Problem requirements.
Retype everything in the listing, leaving each line exactly as it is.

··········

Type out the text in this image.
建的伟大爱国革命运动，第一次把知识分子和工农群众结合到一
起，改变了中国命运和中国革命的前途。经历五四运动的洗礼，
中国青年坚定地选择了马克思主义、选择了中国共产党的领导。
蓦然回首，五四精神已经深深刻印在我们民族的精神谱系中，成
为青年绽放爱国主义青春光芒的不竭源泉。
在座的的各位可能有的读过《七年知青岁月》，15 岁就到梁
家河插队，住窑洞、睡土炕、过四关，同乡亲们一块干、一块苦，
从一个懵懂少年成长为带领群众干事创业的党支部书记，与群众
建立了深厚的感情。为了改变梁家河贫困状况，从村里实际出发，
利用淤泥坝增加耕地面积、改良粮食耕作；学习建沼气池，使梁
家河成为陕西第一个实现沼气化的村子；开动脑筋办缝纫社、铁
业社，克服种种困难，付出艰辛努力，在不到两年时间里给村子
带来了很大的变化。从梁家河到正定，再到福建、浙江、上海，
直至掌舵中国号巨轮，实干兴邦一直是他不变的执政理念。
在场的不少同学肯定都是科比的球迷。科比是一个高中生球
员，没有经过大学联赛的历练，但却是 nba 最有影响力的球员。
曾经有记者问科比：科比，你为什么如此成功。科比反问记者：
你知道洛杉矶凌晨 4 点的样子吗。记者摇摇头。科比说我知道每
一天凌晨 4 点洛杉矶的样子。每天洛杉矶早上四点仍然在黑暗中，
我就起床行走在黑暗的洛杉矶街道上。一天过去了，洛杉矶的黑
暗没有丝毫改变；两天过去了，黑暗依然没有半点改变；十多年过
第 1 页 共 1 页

··········

The solution.
Type out the text in this image.
建的伟大爱国革命运动，第一次把知识分子和工农群众结合到一
起，改变了中国命运和中国革命的前途。经历五四运动的洗礼，
中国青年坚定地选择了马克思主义、选择了中国共产党的领导。
蓦然回首，五四精神已经深深刻印在我们民族的精神谱系中，成
为青年绽放爱国主义青春光芒的不竭源泉。
在座的的各位可能有的读过《七年知青岁月》，15 岁就到梁
家河插队，住窑洞、睡土炕、过四关，同乡亲们一块干、一块苦，
从一个懵懂少年成长为带领群众干事创业的党支部书记，与群众
建立了深厚的感情。为了改变梁家河贫困状况，从村里实际出发，
利用淤泥坝增加耕地面积、改良粮食耕作；学习建沼气池，使梁
家河成为陕西第一个实现沼气化的村子；开动脑筋办缝纫社、铁
业社，克服种种困难，付出艰辛努力，在不到两年时间里给村子
带来了很大的变化。从梁家河到正定，再到福建、浙江、上海，
直至掌舵中国号巨轮，实干兴邦一直是他不变的执政理念。
在场的不少同学肯定都是科比的球迷。科比是一个高中生球
员，没有经过大学联赛的历练，但却是 nba 最有影响力的球员。
曾经有记者问科比：科比，你为什么如此成功。科比反问记者：
你知道洛杉矶凌晨 4 点的样子吗。记者摇摇头。科比说我知道每
一天凌晨 4 点洛杉矶的样子。每天洛杉矶早上四点仍然在黑暗中，
我就起床行走在黑暗的洛杉矶街道上。一天过去了，洛杉矶的黑
暗没有丝毫改变；两天过去了，黑暗依然没有半点改变；十多年过
第 1 页 共 1 页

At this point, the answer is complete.